[EXERCISE] Some lines in the listing below may include the string "this". How many are there? Give only the number.

START RECORD EXCERPTS

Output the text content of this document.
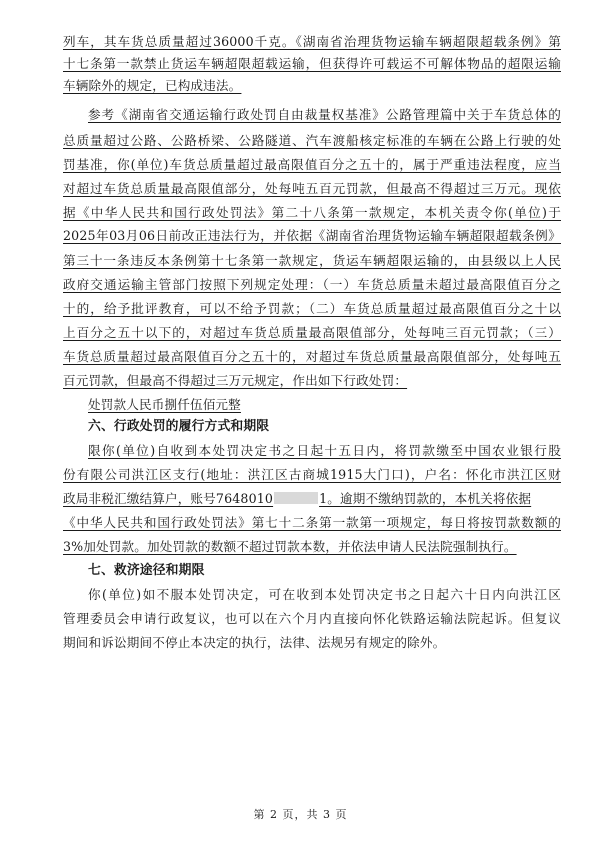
列车，其车货总质量超过36000千克。《湖南省治理货物运输车辆超限超载条例》第
十七条第一款禁止货运车辆超限超载运输，但获得许可载运不可解体物品的超限运输
车辆除外的规定，已构成违法。
参考《湖南省交通运输行政处罚自由裁量权基准》公路管理篇中关于车货总体的
总质量超过公路、公路桥梁、公路隧道、汽车渡船核定标准的车辆在公路上行驶的处
罚基准，你(单位)车货总质量超过最高限值百分之五十的，属于严重违法程度，应当
对超过车货总质量最高限值部分，处每吨五百元罚款，但最高不得超过三万元。现依
据《中华人民共和国行政处罚法》第二十八条第一款规定，本机关责令你(单位)于
2025年03月06日前改正违法行为，并依据《湖南省治理货物运输车辆超限超载条例》
第三十一条违反本条例第十七条第一款规定，货运车辆超限运输的，由县级以上人民
政府交通运输主管部门按照下列规定处理：（一）车货总质量未超过最高限值百分之
十的，给予批评教育，可以不给予罚款；（二）车货总质量超过最高限值百分之十以
上百分之五十以下的，对超过车货总质量最高限值部分，处每吨三百元罚款；（三）
车货总质量超过最高限值百分之五十的，对超过车货总质量最高限值部分，处每吨五
百元罚款，但最高不得超过三万元规定，作出如下行政处罚：
处罚款人民币捌仟伍佰元整
六、行政处罚的履行方式和期限
限你(单位)自收到本处罚决定书之日起十五日内，将罚款缴至中国农业银行股
份有限公司洪江区支行(地址：洪江区古商城1915大门口)，户名：怀化市洪江区财
政局非税汇缴结算户，账号7648010	1。逾期不缴纳罚款的，本机关将依据
《中华人民共和国行政处罚法》第七十二条第一款第一项规定，每日将按罚款数额的
3%加处罚款。加处罚款的数额不超过罚款本数，并依法申请人民法院强制执行。
七、救济途径和期限
你(单位)如不服本处罚决定，可在收到本处罚决定书之日起六十日内向洪江区
管理委员会申请行政复议，也可以在六个月内直接向怀化铁路运输法院起诉。但复议
期间和诉讼期间不停止本决定的执行，法律、法规另有规定的除外。
第 2 页，共 3 页
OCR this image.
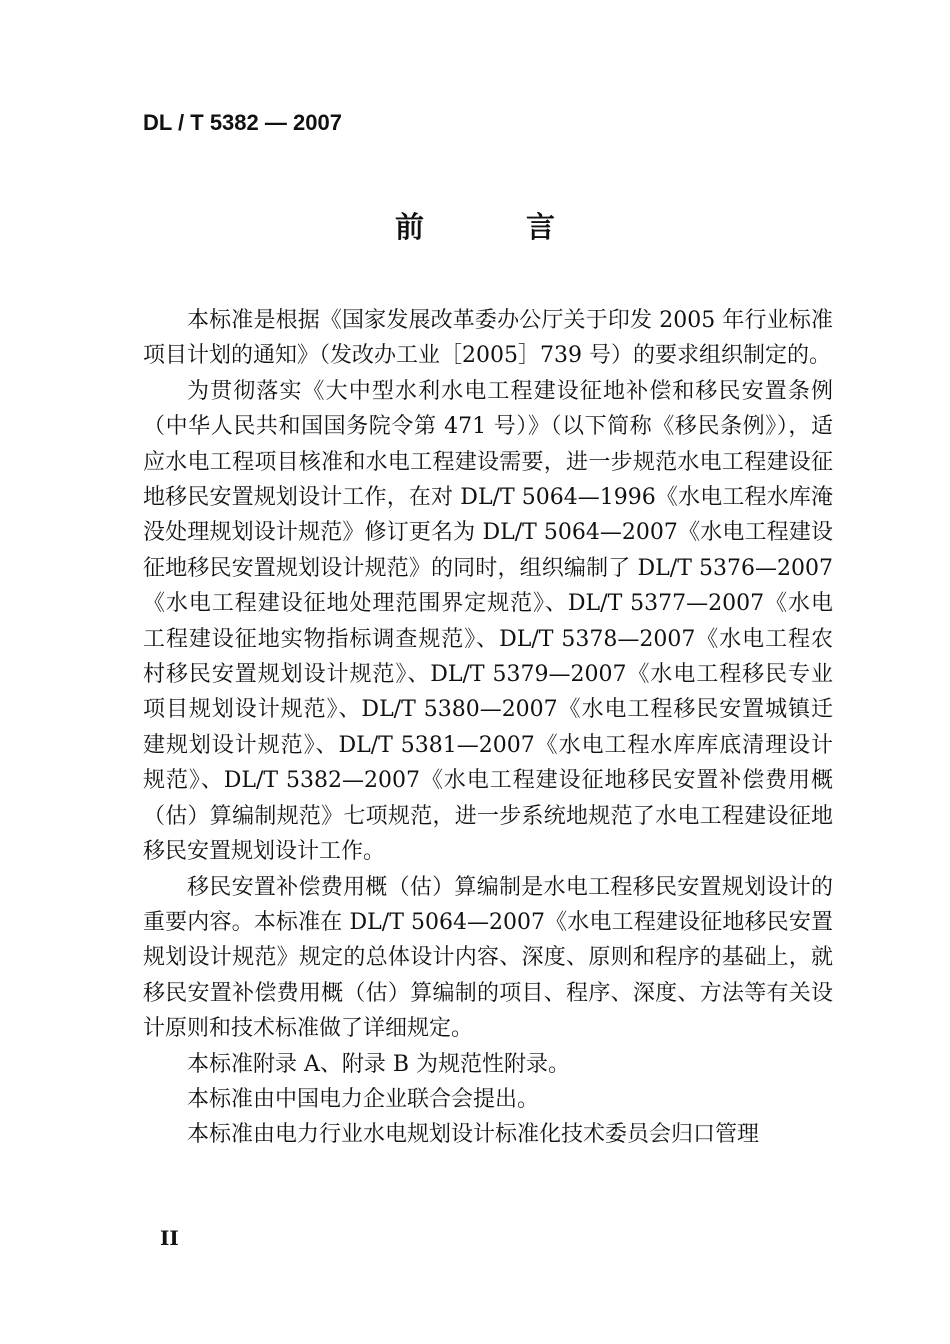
DL / T 5382 — 2007
前 言

本标准是根据《国家发展改革委办公厅关于印发 2005 年行业标准项目计划的通知》（发改办工业［2005］739 号）的要求组织制定的。

为贯彻落实《大中型水利水电工程建设征地补偿和移民安置条例（中华人民共和国国务院令第 471 号）》（以下简称《移民条例》），适应水电工程项目核准和水电工程建设需要，进一步规范水电工程建设征地移民安置规划设计工作，在对 DL/T 5064—1996《水电工程水库淹没处理规划设计规范》修订更名为 DL/T 5064—2007《水电工程建设征地移民安置规划设计规范》的同时，组织编制了 DL/T 5376—2007《水电工程建设征地处理范围界定规范》、DL/T 5377—2007《水电工程建设征地实物指标调查规范》、DL/T 5378—2007《水电工程农村移民安置规划设计规范》、DL/T 5379—2007《水电工程移民专业项目规划设计规范》、DL/T 5380—2007《水电工程移民安置城镇迁建规划设计规范》、DL/T 5381—2007《水电工程水库库底清理设计规范》、DL/T 5382—2007《水电工程建设征地移民安置补偿费用概（估）算编制规范》七项规范，进一步系统地规范了水电工程建设征地移民安置规划设计工作。

移民安置补偿费用概（估）算编制是水电工程移民安置规划设计的重要内容。本标准在 DL/T 5064—2007《水电工程建设征地移民安置规划设计规范》规定的总体设计内容、深度、原则和程序的基础上，就移民安置补偿费用概（估）算编制的项目、程序、深度、方法等有关设计原则和技术标准做了详细规定。

本标准附录 A、附录 B 为规范性附录。

本标准由中国电力企业联合会提出。

本标准由电力行业水电规划设计标准化技术委员会归口管理

II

END RECORD EXCERPTS

[WRITTEN RESPONSE] 2